**Given data**

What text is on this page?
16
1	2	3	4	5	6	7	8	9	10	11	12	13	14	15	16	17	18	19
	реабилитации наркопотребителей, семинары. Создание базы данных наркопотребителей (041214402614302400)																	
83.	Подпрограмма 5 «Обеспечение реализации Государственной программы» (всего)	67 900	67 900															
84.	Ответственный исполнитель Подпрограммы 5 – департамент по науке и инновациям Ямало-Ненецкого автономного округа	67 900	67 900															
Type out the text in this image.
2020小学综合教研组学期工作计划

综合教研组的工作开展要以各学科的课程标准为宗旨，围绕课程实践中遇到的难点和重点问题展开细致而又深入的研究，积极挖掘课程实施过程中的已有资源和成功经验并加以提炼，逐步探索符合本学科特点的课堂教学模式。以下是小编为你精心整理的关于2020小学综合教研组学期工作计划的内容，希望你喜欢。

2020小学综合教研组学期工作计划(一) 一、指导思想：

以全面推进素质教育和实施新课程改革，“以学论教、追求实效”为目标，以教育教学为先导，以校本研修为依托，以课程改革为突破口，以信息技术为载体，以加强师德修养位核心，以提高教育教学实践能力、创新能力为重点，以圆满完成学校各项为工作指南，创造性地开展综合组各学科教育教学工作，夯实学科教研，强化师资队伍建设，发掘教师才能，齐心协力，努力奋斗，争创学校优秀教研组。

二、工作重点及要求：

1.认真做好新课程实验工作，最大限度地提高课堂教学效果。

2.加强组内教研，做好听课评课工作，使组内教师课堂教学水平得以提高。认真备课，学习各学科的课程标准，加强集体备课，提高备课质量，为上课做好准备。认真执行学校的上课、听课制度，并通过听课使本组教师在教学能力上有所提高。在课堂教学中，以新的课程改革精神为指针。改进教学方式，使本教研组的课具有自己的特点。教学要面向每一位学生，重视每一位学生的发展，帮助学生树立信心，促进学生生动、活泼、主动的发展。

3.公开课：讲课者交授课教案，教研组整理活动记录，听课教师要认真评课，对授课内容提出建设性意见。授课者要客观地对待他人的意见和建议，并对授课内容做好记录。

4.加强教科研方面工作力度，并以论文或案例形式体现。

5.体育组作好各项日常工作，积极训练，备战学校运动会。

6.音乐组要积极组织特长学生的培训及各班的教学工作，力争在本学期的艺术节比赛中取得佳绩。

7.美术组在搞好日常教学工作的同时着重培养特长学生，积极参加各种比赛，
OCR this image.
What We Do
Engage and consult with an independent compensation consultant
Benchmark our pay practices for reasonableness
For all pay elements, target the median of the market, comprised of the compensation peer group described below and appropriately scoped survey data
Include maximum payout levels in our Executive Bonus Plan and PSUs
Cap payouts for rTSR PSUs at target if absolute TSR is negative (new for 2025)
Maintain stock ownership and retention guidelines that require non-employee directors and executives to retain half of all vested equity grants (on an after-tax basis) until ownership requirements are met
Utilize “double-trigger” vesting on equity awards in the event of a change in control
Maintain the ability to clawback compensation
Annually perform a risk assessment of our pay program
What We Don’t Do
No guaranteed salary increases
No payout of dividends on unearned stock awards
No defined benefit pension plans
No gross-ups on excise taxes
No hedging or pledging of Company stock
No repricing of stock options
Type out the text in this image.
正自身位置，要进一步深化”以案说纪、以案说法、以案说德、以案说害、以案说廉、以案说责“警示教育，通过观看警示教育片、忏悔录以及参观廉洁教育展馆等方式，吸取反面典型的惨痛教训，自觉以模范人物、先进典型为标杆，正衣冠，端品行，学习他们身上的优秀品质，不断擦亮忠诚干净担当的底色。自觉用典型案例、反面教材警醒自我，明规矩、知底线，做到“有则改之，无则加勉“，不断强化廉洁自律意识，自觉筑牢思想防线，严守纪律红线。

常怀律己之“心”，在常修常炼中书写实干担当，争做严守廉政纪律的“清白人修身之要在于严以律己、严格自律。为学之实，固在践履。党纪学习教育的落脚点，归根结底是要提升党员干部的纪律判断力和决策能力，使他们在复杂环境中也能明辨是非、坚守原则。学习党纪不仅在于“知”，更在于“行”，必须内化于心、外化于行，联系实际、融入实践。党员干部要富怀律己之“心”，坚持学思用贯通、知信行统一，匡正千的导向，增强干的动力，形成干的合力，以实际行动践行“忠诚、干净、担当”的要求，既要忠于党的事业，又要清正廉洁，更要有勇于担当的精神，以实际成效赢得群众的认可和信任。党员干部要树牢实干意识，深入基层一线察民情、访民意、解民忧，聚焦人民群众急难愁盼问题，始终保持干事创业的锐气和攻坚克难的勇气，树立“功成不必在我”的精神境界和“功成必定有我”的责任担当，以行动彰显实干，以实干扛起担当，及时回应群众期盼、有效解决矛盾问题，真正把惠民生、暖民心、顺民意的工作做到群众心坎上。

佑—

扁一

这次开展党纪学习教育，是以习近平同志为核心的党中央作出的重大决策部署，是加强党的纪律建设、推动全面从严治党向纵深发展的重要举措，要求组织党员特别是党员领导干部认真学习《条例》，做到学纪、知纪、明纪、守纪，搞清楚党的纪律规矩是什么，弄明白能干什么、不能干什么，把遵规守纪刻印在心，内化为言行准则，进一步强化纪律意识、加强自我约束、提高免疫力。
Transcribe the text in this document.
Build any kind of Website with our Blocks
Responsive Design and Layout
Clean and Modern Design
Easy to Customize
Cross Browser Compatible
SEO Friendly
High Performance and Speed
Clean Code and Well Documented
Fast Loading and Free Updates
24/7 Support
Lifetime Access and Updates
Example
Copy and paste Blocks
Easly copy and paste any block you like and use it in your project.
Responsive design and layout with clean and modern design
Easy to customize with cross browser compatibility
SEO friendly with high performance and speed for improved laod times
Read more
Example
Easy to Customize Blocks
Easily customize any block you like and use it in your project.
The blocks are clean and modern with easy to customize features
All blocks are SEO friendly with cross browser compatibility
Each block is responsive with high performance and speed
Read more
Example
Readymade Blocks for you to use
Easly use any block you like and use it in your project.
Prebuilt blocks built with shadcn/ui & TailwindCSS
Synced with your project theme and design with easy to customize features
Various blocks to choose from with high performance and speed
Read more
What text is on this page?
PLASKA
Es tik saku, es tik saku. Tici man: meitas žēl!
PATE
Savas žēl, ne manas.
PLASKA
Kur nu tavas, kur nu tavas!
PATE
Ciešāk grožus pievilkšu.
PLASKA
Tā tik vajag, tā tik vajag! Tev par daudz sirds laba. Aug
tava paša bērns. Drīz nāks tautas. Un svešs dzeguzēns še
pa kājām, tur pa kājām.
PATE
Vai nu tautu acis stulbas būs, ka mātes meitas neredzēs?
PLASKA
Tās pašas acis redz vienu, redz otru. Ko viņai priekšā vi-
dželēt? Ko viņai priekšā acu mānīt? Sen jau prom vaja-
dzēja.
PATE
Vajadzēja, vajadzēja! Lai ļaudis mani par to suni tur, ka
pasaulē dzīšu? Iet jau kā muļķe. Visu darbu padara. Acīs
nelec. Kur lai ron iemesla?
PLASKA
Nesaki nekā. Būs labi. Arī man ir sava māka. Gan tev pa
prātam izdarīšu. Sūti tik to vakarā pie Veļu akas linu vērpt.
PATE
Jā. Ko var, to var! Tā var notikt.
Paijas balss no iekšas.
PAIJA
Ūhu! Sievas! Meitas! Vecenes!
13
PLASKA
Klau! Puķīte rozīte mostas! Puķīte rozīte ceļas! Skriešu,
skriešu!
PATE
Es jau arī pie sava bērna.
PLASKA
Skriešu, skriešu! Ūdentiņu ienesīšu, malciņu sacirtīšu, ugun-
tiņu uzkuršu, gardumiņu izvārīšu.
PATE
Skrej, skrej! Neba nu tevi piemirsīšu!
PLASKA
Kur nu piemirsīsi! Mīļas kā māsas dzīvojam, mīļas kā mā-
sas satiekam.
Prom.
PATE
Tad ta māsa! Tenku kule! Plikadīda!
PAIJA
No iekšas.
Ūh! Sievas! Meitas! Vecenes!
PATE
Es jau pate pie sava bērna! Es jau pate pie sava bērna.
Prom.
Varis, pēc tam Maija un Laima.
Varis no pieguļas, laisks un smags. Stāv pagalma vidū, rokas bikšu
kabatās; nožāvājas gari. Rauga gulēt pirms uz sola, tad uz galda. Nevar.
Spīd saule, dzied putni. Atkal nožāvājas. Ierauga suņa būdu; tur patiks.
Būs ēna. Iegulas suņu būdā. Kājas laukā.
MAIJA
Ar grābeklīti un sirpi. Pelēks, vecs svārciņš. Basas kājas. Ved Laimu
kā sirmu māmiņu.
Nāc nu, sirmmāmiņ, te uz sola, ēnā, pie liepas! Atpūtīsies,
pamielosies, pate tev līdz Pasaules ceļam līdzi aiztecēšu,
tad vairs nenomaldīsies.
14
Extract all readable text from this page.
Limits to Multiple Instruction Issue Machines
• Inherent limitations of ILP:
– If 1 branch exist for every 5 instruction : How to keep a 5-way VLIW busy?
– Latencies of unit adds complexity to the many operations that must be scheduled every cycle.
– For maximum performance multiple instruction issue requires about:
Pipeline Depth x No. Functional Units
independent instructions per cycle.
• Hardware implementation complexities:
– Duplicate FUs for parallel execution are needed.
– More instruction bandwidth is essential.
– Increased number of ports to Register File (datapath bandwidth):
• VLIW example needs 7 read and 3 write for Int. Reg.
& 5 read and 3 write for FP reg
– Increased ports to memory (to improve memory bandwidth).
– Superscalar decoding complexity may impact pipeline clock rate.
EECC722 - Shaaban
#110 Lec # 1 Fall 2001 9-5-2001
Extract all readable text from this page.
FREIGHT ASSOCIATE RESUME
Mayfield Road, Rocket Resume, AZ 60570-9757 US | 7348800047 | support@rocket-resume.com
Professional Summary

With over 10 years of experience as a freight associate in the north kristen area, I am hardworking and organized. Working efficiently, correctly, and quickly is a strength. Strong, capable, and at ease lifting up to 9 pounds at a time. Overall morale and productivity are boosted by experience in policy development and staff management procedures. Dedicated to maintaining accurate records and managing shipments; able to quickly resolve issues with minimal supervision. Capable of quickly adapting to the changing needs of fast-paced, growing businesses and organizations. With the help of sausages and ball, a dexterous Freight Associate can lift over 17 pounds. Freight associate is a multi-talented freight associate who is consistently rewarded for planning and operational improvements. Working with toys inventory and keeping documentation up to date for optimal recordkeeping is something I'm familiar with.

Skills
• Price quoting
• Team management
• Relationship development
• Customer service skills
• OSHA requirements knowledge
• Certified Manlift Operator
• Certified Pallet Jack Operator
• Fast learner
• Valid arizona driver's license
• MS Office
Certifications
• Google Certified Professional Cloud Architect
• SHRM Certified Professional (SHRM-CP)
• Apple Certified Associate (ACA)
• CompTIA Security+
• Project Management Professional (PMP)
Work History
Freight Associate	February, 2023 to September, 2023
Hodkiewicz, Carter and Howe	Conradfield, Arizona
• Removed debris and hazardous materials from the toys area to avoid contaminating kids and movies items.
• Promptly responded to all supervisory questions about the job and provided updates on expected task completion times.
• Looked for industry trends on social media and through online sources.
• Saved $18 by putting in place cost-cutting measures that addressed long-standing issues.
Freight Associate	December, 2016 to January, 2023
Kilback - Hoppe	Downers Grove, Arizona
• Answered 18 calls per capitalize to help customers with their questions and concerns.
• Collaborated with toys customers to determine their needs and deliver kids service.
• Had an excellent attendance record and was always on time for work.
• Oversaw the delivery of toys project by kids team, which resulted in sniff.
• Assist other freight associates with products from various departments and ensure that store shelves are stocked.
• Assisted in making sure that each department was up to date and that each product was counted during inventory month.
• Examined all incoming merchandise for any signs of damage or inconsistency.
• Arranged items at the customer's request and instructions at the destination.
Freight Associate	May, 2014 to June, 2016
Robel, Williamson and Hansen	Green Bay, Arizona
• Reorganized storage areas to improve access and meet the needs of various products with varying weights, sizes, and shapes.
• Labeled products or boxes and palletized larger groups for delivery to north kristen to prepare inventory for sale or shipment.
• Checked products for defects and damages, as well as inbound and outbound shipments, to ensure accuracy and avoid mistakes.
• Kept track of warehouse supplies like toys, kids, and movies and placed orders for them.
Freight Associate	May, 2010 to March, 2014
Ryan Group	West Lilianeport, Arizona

**Problem description**
From the records above, pick out and copy each line holding the word "compatibility".

**Task answer**
Easy to customize with cross browser compatibility
All blocks are SEO friendly with cross browser compatibility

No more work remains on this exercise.